(STATED GOAL) Copy out all of the material, matching it word for word.

[Entries from a dataset]

>>>>>

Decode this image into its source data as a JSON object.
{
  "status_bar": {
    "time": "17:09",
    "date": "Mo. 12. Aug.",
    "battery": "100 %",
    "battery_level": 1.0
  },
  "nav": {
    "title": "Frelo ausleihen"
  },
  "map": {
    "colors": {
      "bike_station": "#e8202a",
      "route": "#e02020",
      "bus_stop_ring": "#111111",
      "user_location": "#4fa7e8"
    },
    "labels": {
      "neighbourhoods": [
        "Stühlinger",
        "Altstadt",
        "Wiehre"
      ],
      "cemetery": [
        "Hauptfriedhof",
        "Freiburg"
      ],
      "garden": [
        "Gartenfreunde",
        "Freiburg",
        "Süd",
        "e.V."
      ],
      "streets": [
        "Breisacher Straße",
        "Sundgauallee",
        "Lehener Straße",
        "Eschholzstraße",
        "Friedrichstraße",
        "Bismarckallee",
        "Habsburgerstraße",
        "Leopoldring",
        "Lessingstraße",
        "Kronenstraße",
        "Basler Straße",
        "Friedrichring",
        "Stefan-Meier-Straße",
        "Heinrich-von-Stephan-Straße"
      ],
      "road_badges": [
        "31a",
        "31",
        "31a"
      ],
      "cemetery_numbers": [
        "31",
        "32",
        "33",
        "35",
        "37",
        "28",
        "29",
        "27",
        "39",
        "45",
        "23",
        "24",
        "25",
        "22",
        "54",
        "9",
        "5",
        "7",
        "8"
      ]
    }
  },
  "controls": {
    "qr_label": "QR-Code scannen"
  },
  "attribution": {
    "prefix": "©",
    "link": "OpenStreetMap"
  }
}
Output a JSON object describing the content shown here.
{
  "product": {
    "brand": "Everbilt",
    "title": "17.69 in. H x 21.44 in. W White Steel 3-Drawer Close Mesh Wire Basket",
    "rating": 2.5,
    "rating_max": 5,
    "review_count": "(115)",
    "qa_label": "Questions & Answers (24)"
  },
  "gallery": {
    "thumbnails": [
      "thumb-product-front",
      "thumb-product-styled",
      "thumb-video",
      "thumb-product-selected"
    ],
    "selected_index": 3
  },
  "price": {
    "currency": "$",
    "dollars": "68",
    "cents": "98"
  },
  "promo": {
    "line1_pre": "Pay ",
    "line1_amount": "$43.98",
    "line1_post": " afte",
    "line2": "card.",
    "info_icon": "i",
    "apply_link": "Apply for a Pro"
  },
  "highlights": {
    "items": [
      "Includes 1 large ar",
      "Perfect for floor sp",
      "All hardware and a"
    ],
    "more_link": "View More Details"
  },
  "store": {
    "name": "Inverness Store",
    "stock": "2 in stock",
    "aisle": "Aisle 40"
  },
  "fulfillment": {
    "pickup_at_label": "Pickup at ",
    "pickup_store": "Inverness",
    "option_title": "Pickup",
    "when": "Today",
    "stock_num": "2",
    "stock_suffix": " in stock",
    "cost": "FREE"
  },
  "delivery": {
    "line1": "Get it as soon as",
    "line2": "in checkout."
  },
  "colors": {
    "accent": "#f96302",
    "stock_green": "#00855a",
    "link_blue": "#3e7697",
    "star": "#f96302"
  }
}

<<<<<

(EXERCISE OUTPUT)
Decode this image into its source data as a JSON object.
{
  "status_bar": {
    "time": "17:09",
    "date": "Mo. 12. Aug.",
    "battery": "100 %",
    "battery_level": 1.0
  },
  "nav": {
    "title": "Frelo ausleihen"
  },
  "map": {
    "colors": {
      "bike_station": "#e8202a",
      "route": "#e02020",
      "bus_stop_ring": "#111111",
      "user_location": "#4fa7e8"
    },
    "labels": {
      "neighbourhoods": [
        "Stühlinger",
        "Altstadt",
        "Wiehre"
      ],
      "cemetery": [
        "Hauptfriedhof",
        "Freiburg"
      ],
      "garden": [
        "Gartenfreunde",
        "Freiburg",
        "Süd",
        "e.V."
      ],
      "streets": [
        "Breisacher Straße",
        "Sundgauallee",
        "Lehener Straße",
        "Eschholzstraße",
        "Friedrichstraße",
        "Bismarckallee",
        "Habsburgerstraße",
        "Leopoldring",
        "Lessingstraße",
        "Kronenstraße",
        "Basler Straße",
        "Friedrichring",
        "Stefan-Meier-Straße",
        "Heinrich-von-Stephan-Straße"
      ],
      "road_badges": [
        "31a",
        "31",
        "31a"
      ],
      "cemetery_numbers": [
        "31",
        "32",
        "33",
        "35",
        "37",
        "28",
        "29",
        "27",
        "39",
        "45",
        "23",
        "24",
        "25",
        "22",
        "54",
        "9",
        "5",
        "7",
        "8"
      ]
    }
  },
  "controls": {
    "qr_label": "QR-Code scannen"
  },
  "attribution": {
    "prefix": "©",
    "link": "OpenStreetMap"
  }
}
Output a JSON object describing the content shown here.
{
  "product": {
    "brand": "Everbilt",
    "title": "17.69 in. H x 21.44 in. W White Steel 3-Drawer Close Mesh Wire Basket",
    "rating": 2.5,
    "rating_max": 5,
    "review_count": "(115)",
    "qa_label": "Questions & Answers (24)"
  },
  "gallery": {
    "thumbnails": [
      "thumb-product-front",
      "thumb-product-styled",
      "thumb-video",
      "thumb-product-selected"
    ],
    "selected_index": 3
  },
  "price": {
    "currency": "$",
    "dollars": "68",
    "cents": "98"
  },
  "promo": {
    "line1_pre": "Pay ",
    "line1_amount": "$43.98",
    "line1_post": " afte",
    "line2": "card.",
    "info_icon": "i",
    "apply_link": "Apply for a Pro"
  },
  "highlights": {
    "items": [
      "Includes 1 large ar",
      "Perfect for floor sp",
      "All hardware and a"
    ],
    "more_link": "View More Details"
  },
  "store": {
    "name": "Inverness Store",
    "stock": "2 in stock",
    "aisle": "Aisle 40"
  },
  "fulfillment": {
    "pickup_at_label": "Pickup at ",
    "pickup_store": "Inverness",
    "option_title": "Pickup",
    "when": "Today",
    "stock_num": "2",
    "stock_suffix": " in stock",
    "cost": "FREE"
  },
  "delivery": {
    "line1": "Get it as soon as",
    "line2": "in checkout."
  },
  "colors": {
    "accent": "#f96302",
    "stock_green": "#00855a",
    "link_blue": "#3e7697",
    "star": "#f96302"
  }
}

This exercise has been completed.